_Source passage_:
--
Anyways, I picked the quote about courage this week because we’re told over and over again about the difficulty of this program. But I feel that no matter how many times it has been emphasized, you won’t be completely ready for it. The only way is to do it. So here it goes. 


Stress level:


Week 1: The First Week of Orientation

The theme of the week: Anesthesia school is having your mouth wide open, turning on the firehose, and swallowing every last drop. 

Of course, I haven’t experienced this quite yet — this first week consisted of the following:

  • Meeting classmates, and those in the other 4 anesthesia programs in Michigan
  • Feeling that being a part of AANA and MANA is vital to the profession
  • Getting nervous/excited
  • Sitting in business casual clothing (as opposed to scrubs)
  • Getting acquainted with the program handbook, the hospital, etc
  • Buying program shirts/sweatshirts (yes, this is important)

And aside from school, I

I feel that I still need to establish the following:

  • Wellness — having a 80% healthy diet and a health routine that’s worked into our study / class / clinical / sleep schedule. My roommate introduced to me Yoga with Adriene. She’s down to earth and moves nice and slow, which is good for a beginner like me.

Anyways, it’s probably also good to know that our class is going to help each other out. I’ll try to update this blog once a week with at least one thing I learned that week. These next 24 months are going to fly.
--
_Record extracts_:

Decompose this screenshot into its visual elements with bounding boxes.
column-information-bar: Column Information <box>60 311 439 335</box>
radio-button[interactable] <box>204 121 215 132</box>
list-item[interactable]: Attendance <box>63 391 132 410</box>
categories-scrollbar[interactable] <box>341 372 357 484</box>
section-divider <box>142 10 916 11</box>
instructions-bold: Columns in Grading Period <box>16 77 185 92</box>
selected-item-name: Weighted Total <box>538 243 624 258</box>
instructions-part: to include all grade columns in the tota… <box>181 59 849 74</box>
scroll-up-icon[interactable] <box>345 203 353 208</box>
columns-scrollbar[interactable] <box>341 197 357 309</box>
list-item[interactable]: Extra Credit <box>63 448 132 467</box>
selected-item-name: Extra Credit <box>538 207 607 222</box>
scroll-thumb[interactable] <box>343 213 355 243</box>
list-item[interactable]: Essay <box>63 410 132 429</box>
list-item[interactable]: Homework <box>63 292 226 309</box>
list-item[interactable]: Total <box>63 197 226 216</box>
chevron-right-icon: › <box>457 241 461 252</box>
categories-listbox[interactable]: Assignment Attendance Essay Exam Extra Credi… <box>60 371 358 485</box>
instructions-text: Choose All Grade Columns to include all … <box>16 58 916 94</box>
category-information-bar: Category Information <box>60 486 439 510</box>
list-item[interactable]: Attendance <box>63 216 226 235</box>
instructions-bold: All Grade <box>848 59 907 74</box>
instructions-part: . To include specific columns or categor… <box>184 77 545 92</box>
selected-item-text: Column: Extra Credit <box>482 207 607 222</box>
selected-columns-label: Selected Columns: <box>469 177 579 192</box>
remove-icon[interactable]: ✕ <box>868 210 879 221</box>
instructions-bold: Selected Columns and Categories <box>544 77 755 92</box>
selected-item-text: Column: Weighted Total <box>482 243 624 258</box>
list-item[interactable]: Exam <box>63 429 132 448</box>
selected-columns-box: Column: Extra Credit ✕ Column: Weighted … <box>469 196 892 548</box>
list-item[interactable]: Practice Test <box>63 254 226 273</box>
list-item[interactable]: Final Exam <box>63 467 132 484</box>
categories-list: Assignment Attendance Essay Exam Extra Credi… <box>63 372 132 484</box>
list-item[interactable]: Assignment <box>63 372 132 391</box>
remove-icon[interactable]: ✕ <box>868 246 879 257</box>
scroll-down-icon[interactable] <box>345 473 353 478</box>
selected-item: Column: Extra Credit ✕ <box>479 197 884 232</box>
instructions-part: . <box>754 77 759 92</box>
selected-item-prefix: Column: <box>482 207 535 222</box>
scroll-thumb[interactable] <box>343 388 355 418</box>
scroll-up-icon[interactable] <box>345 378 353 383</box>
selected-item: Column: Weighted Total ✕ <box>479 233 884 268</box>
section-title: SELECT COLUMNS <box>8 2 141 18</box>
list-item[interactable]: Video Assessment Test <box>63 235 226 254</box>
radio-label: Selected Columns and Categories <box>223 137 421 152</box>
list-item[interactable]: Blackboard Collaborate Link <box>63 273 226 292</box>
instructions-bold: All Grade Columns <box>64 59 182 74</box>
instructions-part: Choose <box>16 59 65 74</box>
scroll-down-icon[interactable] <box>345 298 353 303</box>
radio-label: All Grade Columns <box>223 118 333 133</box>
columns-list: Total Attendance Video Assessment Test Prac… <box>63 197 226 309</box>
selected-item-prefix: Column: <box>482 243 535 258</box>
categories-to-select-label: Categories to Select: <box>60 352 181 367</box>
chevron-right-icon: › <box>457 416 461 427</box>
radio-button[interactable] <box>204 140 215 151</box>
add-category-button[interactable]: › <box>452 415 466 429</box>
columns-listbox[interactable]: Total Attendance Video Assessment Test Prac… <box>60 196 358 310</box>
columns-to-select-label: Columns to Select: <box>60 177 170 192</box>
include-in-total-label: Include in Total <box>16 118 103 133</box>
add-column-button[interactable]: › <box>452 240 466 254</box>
--
_Action item_: Continue the blog post about the first week of anesthesia school from where it stops. Nothing in the records is needed here.

_Reply to the task_:
Stress level:


It’s getting real

Since I got accepted into the nurse anesthesia program at UM Flint, it’s been an exciting time in my life. I went on my first cruise, got engaged, joined a Community-Supported Agriculture (CSA) and started to really think about what this program will entail. Recently, the previous class invited the Class of 2017 to a BBQ before school starts. For me, it means it’s going to start soon. The program director sent information about what to expect (school = your life for 2 years and don’t let anyone expect you to help around the house but still have at least one evening off to decompress and hang out with loved ones), review material especially in math calculations, the autonomic nervous system and some medications we’re already familar with, and the people I’ll be with for the next couple years. 

Speaking of which, I didn’t expect my picture from the interview to go up. I wished I straightened out my hair a little better but hey, it is just a picture (see above). 

I appreciate that we’re paired up with a mentor from the Class of 2016. It makes it easier to ask questions since they just went through it first (or junior) year themselves.

Sometimes I’ll wake up nervous — but I haven’t even started yet. Then I’ll remember that it’s such a privilege to even have this opportunity. I’m not sure if anyone is ever ready for the massive amount of information that’s expected to be memorized and applied, but here it goes.

One thing I really don’t like doing is writing scholarship essays, or really any essay that involves describing ‘how amazing I am based on the criteria that you’re looking for.’ But it’s a necessary evil. One thing I don’t understand is that if we’ve already submitted our application with letters of recommendation to get into the program, why do we need to duplicate the process of submitting additional letters of recommendation when applying for scholarships? Regardless, I’m thankful to have a NYU faculty member who is not only super supportive of me but also fast in response. 

I’m thankful for everyone who’s supported me. Because life isn’t an individual event. It’s comprised of many people. So thanks.

I’m excited to start this new chapter in my life. There’s 2 and a half months left before school starts. Two more months to save money before I’ll have zero income. But it’ll be worth it.